### Work to be completed
Skip the pictures. Copy all the rest of the records down exactly.

### Task data
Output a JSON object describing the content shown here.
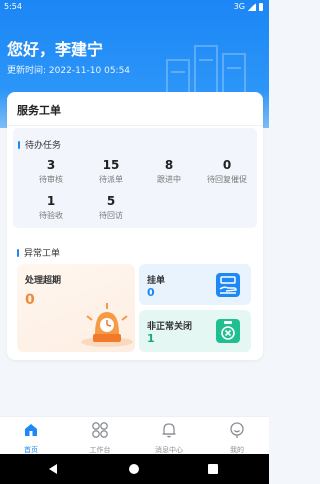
{
  "status_bar": {
    "time": "5:54",
    "network": "3G"
  },
  "header": {
    "greeting": "您好，李建宁",
    "updated_label": "更新时间:",
    "updated_time": "2022-11-10 05:54"
  },
  "service_card": {
    "title": "服务工单",
    "pending_section": {
      "label": "待办任务",
      "stats": [
        {
          "value": "3",
          "label": "待审核"
        },
        {
          "value": "15",
          "label": "待派单"
        },
        {
          "value": "8",
          "label": "跟进中"
        },
        {
          "value": "0",
          "label": "待回复催促"
        },
        {
          "value": "1",
          "label": "待验收"
        },
        {
          "value": "5",
          "label": "待回访"
        }
      ]
    },
    "abnormal_section": {
      "label": "异常工单",
      "overdue": {
        "label": "处理超期",
        "value": "0"
      },
      "hang": {
        "label": "挂单",
        "value": "0"
      },
      "abnormal_close": {
        "label": "非正常关闭",
        "value": "1"
      }
    }
  },
  "bottom_nav": {
    "items": [
      {
        "label": "首页",
        "icon": "home-icon",
        "active": true
      },
      {
        "label": "工作台",
        "icon": "grid-icon",
        "active": false
      },
      {
        "label": "消息中心",
        "icon": "bell-icon",
        "active": false
      },
      {
        "label": "我的",
        "icon": "user-icon",
        "active": false
      }
    ]
  },
  "colors": {
    "brand": "#1e88f4",
    "overdue_value": "#f08a3c",
    "hang_value": "#1e88f4",
    "close_value": "#1aa784"
  }
}
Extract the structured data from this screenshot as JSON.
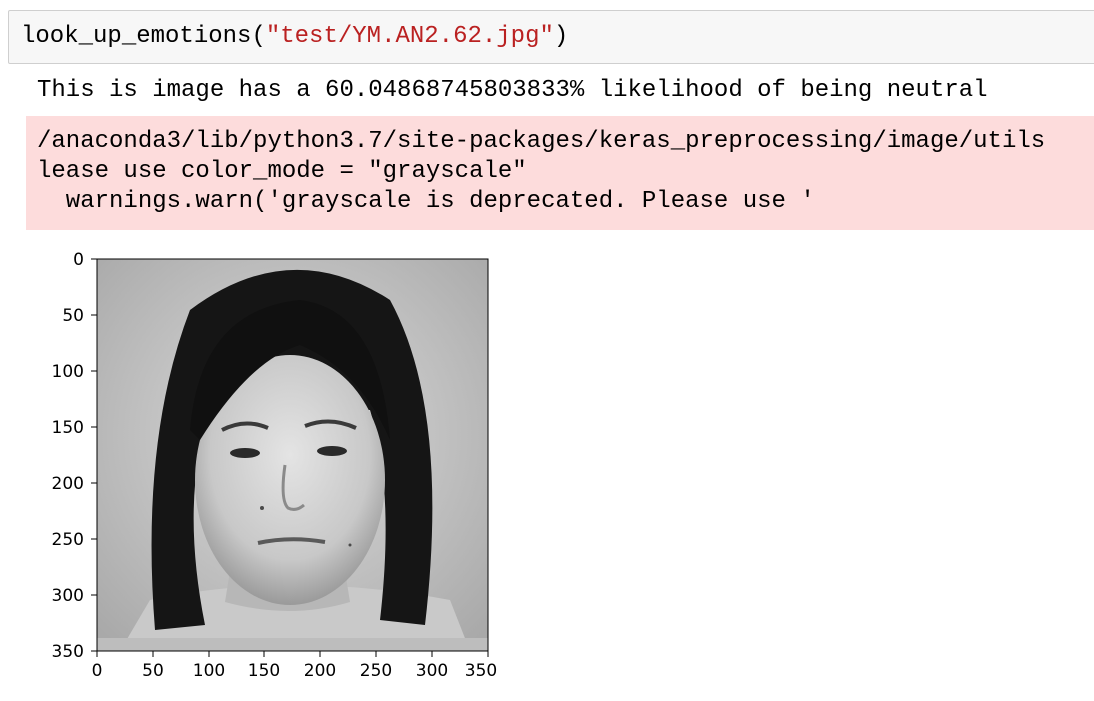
{
  "input": {
    "code_fn": "look_up_emotions(",
    "code_arg": "\"test/YM.AN2.62.jpg\"",
    "code_close": ")"
  },
  "stdout": {
    "text": "This is image has a 60.04868745803833% likelihood of being neutral"
  },
  "stderr": {
    "lines": [
      "/anaconda3/lib/python3.7/site-packages/keras_preprocessing/image/utils",
      "lease use color_mode = \"grayscale\"",
      "  warnings.warn('grayscale is deprecated. Please use '"
    ]
  },
  "plot": {
    "image_subject": "grayscale-face-photo",
    "x_ticks": [
      "0",
      "50",
      "100",
      "150",
      "200",
      "250",
      "300",
      "350"
    ],
    "y_ticks": [
      "0",
      "50",
      "100",
      "150",
      "200",
      "250",
      "300",
      "350"
    ],
    "x_range": [
      0,
      350
    ],
    "y_range": [
      0,
      350
    ]
  }
}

### Finished task
Output a JSON object describing the content shown here.
{
  "status_bar": {
    "time": "5:54",
    "network": "3G"
  },
  "header": {
    "greeting": "您好，李建宁",
    "updated_label": "更新时间:",
    "updated_time": "2022-11-10 05:54"
  },
  "service_card": {
    "title": "服务工单",
    "pending_section": {
      "label": "待办任务",
      "stats": [
        {
          "value": "3",
          "label": "待审核"
        },
        {
          "value": "15",
          "label": "待派单"
        },
        {
          "value": "8",
          "label": "跟进中"
        },
        {
          "value": "0",
          "label": "待回复催促"
        },
        {
          "value": "1",
          "label": "待验收"
        },
        {
          "value": "5",
          "label": "待回访"
        }
      ]
    },
    "abnormal_section": {
      "label": "异常工单",
      "overdue": {
        "label": "处理超期",
        "value": "0"
      },
      "hang": {
        "label": "挂单",
        "value": "0"
      },
      "abnormal_close": {
        "label": "非正常关闭",
        "value": "1"
      }
    }
  },
  "bottom_nav": {
    "items": [
      {
        "label": "首页",
        "icon": "home-icon",
        "active": true
      },
      {
        "label": "工作台",
        "icon": "grid-icon",
        "active": false
      },
      {
        "label": "消息中心",
        "icon": "bell-icon",
        "active": false
      },
      {
        "label": "我的",
        "icon": "user-icon",
        "active": false
      }
    ]
  },
  "colors": {
    "brand": "#1e88f4",
    "overdue_value": "#f08a3c",
    "hang_value": "#1e88f4",
    "close_value": "#1aa784"
  }
}
Extract the structured data from this screenshot as JSON.
{
  "input": {
    "code_fn": "look_up_emotions(",
    "code_arg": "\"test/YM.AN2.62.jpg\"",
    "code_close": ")"
  },
  "stdout": {
    "text": "This is image has a 60.04868745803833% likelihood of being neutral"
  },
  "stderr": {
    "lines": [
      "/anaconda3/lib/python3.7/site-packages/keras_preprocessing/image/utils",
      "lease use color_mode = \"grayscale\"",
      "  warnings.warn('grayscale is deprecated. Please use '"
    ]
  },
  "plot": {
    "image_subject": "grayscale-face-photo",
    "x_ticks": [
      "0",
      "50",
      "100",
      "150",
      "200",
      "250",
      "300",
      "350"
    ],
    "y_ticks": [
      "0",
      "50",
      "100",
      "150",
      "200",
      "250",
      "300",
      "350"
    ],
    "x_range": [
      0,
      350
    ],
    "y_range": [
      0,
      350
    ]
  }
}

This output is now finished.